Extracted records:
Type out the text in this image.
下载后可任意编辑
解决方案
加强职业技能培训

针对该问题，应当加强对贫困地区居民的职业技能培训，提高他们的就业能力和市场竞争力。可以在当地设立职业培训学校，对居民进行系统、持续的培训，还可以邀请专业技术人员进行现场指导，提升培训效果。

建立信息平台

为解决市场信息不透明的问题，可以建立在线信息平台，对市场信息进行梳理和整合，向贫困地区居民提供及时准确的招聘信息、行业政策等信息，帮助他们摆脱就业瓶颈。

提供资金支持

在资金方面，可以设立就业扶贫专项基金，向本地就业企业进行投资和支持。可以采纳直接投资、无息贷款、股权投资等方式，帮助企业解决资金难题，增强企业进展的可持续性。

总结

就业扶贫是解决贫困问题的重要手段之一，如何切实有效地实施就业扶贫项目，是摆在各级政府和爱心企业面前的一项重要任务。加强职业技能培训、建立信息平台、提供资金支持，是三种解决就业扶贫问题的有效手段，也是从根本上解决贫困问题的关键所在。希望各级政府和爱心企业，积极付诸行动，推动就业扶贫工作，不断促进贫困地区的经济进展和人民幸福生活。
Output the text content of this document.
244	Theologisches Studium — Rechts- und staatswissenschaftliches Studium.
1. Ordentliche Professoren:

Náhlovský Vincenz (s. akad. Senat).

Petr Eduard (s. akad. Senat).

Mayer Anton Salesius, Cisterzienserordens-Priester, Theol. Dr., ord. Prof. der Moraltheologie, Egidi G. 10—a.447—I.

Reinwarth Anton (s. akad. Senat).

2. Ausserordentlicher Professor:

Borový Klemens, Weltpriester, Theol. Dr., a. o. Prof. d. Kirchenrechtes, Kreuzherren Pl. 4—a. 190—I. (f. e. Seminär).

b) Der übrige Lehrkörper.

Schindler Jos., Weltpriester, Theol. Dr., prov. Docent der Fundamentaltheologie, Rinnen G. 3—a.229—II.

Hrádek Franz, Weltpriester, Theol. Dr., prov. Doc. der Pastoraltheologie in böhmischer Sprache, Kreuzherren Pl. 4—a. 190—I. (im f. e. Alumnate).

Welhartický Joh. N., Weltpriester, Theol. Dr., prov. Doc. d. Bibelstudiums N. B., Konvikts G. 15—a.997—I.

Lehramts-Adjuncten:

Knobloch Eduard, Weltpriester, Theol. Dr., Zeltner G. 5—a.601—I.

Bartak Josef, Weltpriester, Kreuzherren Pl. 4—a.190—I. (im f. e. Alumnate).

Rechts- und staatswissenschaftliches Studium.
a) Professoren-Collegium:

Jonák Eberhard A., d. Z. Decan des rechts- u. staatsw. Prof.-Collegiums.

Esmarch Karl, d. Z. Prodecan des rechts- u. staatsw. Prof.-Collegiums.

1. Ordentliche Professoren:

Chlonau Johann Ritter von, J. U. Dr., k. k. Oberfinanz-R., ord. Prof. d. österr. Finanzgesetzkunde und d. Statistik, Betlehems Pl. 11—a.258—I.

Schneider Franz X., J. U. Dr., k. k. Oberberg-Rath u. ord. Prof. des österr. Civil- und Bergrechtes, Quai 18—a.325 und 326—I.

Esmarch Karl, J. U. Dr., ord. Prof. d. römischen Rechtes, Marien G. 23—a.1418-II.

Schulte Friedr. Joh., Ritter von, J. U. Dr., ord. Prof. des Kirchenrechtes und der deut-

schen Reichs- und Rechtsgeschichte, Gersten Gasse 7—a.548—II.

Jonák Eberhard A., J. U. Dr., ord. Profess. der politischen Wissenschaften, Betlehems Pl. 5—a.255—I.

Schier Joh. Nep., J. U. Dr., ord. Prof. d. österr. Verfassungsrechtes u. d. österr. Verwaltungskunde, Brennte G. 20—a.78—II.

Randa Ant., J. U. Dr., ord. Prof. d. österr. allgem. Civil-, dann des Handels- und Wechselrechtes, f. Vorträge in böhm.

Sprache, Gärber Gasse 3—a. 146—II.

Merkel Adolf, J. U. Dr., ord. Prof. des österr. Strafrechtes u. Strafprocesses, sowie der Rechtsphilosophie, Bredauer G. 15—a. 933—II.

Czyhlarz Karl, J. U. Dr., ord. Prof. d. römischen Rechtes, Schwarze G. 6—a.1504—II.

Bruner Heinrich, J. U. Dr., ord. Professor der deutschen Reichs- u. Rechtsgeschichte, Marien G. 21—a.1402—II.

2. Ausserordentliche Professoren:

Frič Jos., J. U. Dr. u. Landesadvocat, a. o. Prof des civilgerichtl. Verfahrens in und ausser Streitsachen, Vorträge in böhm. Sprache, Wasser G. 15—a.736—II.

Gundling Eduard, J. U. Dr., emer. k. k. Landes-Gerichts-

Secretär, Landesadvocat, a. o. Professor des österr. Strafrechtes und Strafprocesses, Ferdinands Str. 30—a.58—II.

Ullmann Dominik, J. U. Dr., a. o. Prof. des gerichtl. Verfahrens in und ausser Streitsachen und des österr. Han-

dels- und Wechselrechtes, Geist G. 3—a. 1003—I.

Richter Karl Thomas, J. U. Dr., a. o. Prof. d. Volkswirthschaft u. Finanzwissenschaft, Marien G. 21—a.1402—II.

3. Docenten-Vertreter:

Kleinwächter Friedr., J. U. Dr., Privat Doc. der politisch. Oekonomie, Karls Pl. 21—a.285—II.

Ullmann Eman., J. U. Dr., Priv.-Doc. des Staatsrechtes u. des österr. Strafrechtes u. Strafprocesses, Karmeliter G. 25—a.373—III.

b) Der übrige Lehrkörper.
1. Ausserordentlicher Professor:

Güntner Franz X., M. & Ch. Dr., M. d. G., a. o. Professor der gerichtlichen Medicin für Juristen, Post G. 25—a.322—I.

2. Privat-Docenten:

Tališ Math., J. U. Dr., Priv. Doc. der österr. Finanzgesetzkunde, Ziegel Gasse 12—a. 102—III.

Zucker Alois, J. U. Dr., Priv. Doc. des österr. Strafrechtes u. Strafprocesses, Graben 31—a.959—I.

■ **THE PROBLEM**: Reproduce the entries above in full, verbatim.

■ **TASK RESULT**:
Type out the text in this image.
下载后可任意编辑
解决方案
加强职业技能培训

针对该问题，应当加强对贫困地区居民的职业技能培训，提高他们的就业能力和市场竞争力。可以在当地设立职业培训学校，对居民进行系统、持续的培训，还可以邀请专业技术人员进行现场指导，提升培训效果。

建立信息平台

为解决市场信息不透明的问题，可以建立在线信息平台，对市场信息进行梳理和整合，向贫困地区居民提供及时准确的招聘信息、行业政策等信息，帮助他们摆脱就业瓶颈。

提供资金支持

在资金方面，可以设立就业扶贫专项基金，向本地就业企业进行投资和支持。可以采纳直接投资、无息贷款、股权投资等方式，帮助企业解决资金难题，增强企业进展的可持续性。

总结

就业扶贫是解决贫困问题的重要手段之一，如何切实有效地实施就业扶贫项目，是摆在各级政府和爱心企业面前的一项重要任务。加强职业技能培训、建立信息平台、提供资金支持，是三种解决就业扶贫问题的有效手段，也是从根本上解决贫困问题的关键所在。希望各级政府和爱心企业，积极付诸行动，推动就业扶贫工作，不断促进贫困地区的经济进展和人民幸福生活。
Output the text content of this document.
244	Theologisches Studium — Rechts- und staatswissenschaftliches Studium.
1. Ordentliche Professoren:

Náhlovský Vincenz (s. akad. Senat).

Petr Eduard (s. akad. Senat).

Mayer Anton Salesius, Cisterzienserordens-Priester, Theol. Dr., ord. Prof. der Moraltheologie, Egidi G. 10—a.447—I.

Reinwarth Anton (s. akad. Senat).

2. Ausserordentlicher Professor:

Borový Klemens, Weltpriester, Theol. Dr., a. o. Prof. d. Kirchenrechtes, Kreuzherren Pl. 4—a. 190—I. (f. e. Seminär).

b) Der übrige Lehrkörper.

Schindler Jos., Weltpriester, Theol. Dr., prov. Docent der Fundamentaltheologie, Rinnen G. 3—a.229—II.

Hrádek Franz, Weltpriester, Theol. Dr., prov. Doc. der Pastoraltheologie in böhmischer Sprache, Kreuzherren Pl. 4—a. 190—I. (im f. e. Alumnate).

Welhartický Joh. N., Weltpriester, Theol. Dr., prov. Doc. d. Bibelstudiums N. B., Konvikts G. 15—a.997—I.

Lehramts-Adjuncten:

Knobloch Eduard, Weltpriester, Theol. Dr., Zeltner G. 5—a.601—I.

Bartak Josef, Weltpriester, Kreuzherren Pl. 4—a.190—I. (im f. e. Alumnate).

Rechts- und staatswissenschaftliches Studium.
a) Professoren-Collegium:

Jonák Eberhard A., d. Z. Decan des rechts- u. staatsw. Prof.-Collegiums.

Esmarch Karl, d. Z. Prodecan des rechts- u. staatsw. Prof.-Collegiums.

1. Ordentliche Professoren:

Chlonau Johann Ritter von, J. U. Dr., k. k. Oberfinanz-R., ord. Prof. d. österr. Finanzgesetzkunde und d. Statistik, Betlehems Pl. 11—a.258—I.

Schneider Franz X., J. U. Dr., k. k. Oberberg-Rath u. ord. Prof. des österr. Civil- und Bergrechtes, Quai 18—a.325 und 326—I.

Esmarch Karl, J. U. Dr., ord. Prof. d. römischen Rechtes, Marien G. 23—a.1418-II.

Schulte Friedr. Joh., Ritter von, J. U. Dr., ord. Prof. des Kirchenrechtes und der deut-

schen Reichs- und Rechtsgeschichte, Gersten Gasse 7—a.548—II.

Jonák Eberhard A., J. U. Dr., ord. Profess. der politischen Wissenschaften, Betlehems Pl. 5—a.255—I.

Schier Joh. Nep., J. U. Dr., ord. Prof. d. österr. Verfassungsrechtes u. d. österr. Verwaltungskunde, Brennte G. 20—a.78—II.

Randa Ant., J. U. Dr., ord. Prof. d. österr. allgem. Civil-, dann des Handels- und Wechselrechtes, f. Vorträge in böhm.

Sprache, Gärber Gasse 3—a. 146—II.

Merkel Adolf, J. U. Dr., ord. Prof. des österr. Strafrechtes u. Strafprocesses, sowie der Rechtsphilosophie, Bredauer G. 15—a. 933—II.

Czyhlarz Karl, J. U. Dr., ord. Prof. d. römischen Rechtes, Schwarze G. 6—a.1504—II.

Bruner Heinrich, J. U. Dr., ord. Professor der deutschen Reichs- u. Rechtsgeschichte, Marien G. 21—a.1402—II.

2. Ausserordentliche Professoren:

Frič Jos., J. U. Dr. u. Landesadvocat, a. o. Prof des civilgerichtl. Verfahrens in und ausser Streitsachen, Vorträge in böhm. Sprache, Wasser G. 15—a.736—II.

Gundling Eduard, J. U. Dr., emer. k. k. Landes-Gerichts-

Secretär, Landesadvocat, a. o. Professor des österr. Strafrechtes und Strafprocesses, Ferdinands Str. 30—a.58—II.

Ullmann Dominik, J. U. Dr., a. o. Prof. des gerichtl. Verfahrens in und ausser Streitsachen und des österr. Han-

dels- und Wechselrechtes, Geist G. 3—a. 1003—I.

Richter Karl Thomas, J. U. Dr., a. o. Prof. d. Volkswirthschaft u. Finanzwissenschaft, Marien G. 21—a.1402—II.

3. Docenten-Vertreter:

Kleinwächter Friedr., J. U. Dr., Privat Doc. der politisch. Oekonomie, Karls Pl. 21—a.285—II.

Ullmann Eman., J. U. Dr., Priv.-Doc. des Staatsrechtes u. des österr. Strafrechtes u. Strafprocesses, Karmeliter G. 25—a.373—III.

b) Der übrige Lehrkörper.
1. Ausserordentlicher Professor:

Güntner Franz X., M. & Ch. Dr., M. d. G., a. o. Professor der gerichtlichen Medicin für Juristen, Post G. 25—a.322—I.

2. Privat-Docenten:

Tališ Math., J. U. Dr., Priv. Doc. der österr. Finanzgesetzkunde, Ziegel Gasse 12—a. 102—III.

Zucker Alois, J. U. Dr., Priv. Doc. des österr. Strafrechtes u. Strafprocesses, Graben 31—a.959—I.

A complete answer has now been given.